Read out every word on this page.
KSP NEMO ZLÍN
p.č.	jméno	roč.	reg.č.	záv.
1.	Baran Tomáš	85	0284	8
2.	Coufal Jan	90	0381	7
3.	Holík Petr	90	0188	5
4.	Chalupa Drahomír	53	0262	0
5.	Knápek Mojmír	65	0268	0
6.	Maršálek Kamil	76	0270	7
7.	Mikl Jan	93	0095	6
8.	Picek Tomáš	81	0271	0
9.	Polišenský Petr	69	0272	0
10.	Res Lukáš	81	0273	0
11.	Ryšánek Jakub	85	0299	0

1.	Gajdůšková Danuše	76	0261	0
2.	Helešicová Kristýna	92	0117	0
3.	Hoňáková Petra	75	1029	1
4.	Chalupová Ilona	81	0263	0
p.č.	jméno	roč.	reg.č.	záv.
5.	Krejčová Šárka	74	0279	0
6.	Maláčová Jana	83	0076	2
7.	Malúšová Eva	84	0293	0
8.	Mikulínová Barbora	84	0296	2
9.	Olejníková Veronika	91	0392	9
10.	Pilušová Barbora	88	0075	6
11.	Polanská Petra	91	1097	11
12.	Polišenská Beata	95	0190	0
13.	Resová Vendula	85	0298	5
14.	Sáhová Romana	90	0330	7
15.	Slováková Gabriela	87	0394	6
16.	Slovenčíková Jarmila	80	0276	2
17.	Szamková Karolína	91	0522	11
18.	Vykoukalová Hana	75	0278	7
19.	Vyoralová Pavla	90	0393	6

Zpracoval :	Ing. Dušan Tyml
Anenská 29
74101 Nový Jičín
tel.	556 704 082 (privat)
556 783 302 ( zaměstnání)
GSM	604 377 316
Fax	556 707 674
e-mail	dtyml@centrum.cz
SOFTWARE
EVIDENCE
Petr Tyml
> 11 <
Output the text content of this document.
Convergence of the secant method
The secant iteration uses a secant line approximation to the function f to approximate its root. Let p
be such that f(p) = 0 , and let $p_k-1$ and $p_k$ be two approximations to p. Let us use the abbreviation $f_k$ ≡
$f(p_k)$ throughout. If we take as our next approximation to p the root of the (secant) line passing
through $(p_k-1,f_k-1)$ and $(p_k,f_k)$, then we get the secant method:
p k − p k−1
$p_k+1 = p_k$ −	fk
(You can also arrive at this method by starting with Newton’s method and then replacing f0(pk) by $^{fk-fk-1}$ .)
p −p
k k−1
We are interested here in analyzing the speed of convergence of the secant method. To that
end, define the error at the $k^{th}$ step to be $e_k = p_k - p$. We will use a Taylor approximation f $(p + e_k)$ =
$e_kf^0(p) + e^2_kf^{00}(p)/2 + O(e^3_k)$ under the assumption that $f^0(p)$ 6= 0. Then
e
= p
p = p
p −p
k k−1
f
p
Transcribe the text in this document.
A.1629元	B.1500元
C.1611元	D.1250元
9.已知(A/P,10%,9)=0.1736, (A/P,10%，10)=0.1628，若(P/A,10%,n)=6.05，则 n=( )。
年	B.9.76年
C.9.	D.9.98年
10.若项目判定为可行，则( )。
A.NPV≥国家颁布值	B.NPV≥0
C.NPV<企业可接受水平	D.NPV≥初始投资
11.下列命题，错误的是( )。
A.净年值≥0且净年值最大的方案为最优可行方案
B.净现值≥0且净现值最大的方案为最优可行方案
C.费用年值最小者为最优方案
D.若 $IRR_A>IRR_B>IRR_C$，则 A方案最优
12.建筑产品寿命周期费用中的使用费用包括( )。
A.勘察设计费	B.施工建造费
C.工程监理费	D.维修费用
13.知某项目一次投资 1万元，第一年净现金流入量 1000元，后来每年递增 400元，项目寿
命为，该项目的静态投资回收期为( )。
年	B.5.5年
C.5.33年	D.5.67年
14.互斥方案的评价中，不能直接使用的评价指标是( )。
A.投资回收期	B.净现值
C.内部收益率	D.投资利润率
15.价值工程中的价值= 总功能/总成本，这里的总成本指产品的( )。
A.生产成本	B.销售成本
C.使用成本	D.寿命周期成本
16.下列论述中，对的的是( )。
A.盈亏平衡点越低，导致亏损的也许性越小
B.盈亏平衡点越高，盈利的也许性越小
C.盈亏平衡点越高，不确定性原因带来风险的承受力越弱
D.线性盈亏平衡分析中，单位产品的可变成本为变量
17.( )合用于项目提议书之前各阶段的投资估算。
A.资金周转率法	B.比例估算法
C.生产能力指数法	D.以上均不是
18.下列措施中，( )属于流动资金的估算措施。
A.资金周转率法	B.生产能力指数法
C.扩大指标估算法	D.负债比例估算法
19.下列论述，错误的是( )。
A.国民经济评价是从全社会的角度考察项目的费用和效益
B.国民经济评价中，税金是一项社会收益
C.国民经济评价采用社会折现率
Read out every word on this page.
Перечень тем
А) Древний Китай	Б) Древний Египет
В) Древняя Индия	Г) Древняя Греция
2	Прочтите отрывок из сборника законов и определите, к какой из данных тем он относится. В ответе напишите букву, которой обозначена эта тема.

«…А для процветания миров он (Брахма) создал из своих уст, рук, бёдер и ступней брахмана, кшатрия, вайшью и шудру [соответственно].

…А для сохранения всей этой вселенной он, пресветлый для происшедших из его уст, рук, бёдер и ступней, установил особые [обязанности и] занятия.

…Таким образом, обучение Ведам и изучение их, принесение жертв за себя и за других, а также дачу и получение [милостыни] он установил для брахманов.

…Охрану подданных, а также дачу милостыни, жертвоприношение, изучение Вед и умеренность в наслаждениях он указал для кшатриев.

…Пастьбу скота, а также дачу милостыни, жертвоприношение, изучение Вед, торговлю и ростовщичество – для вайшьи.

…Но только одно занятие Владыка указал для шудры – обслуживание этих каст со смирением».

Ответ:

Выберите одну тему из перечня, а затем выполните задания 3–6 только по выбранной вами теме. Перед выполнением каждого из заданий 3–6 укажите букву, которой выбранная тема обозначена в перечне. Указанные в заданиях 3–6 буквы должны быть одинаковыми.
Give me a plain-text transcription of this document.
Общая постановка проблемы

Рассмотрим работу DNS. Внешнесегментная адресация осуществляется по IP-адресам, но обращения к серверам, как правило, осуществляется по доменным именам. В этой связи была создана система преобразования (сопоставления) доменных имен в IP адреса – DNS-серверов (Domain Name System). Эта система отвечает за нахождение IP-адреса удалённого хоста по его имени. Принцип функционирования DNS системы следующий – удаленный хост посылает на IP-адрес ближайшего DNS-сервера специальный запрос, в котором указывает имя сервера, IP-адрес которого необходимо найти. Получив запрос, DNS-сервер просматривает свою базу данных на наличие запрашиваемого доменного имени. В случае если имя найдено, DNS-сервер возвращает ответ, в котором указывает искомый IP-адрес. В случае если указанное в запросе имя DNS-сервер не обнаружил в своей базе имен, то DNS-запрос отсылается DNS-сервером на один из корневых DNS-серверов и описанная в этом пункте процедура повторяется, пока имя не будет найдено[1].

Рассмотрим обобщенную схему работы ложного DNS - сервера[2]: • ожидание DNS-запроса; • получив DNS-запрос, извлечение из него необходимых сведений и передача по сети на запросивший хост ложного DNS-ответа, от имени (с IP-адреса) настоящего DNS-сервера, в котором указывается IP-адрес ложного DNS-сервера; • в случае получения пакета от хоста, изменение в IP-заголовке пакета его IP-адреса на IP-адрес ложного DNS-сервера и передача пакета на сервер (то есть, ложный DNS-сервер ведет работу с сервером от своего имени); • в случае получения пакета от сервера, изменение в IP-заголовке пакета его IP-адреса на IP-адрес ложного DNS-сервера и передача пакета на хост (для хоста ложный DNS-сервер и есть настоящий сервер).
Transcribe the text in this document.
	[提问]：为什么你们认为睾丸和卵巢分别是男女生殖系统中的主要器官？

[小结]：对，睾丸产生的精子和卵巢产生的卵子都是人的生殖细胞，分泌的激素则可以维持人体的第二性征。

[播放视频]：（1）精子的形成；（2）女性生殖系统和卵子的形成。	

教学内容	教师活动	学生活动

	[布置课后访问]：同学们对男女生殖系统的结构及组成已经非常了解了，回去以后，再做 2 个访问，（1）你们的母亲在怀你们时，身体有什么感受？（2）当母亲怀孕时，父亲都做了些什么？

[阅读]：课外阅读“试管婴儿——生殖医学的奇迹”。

Written instruction
Of the lines above, how many contain the string "установил"? Only the number is required.

Correct answer
2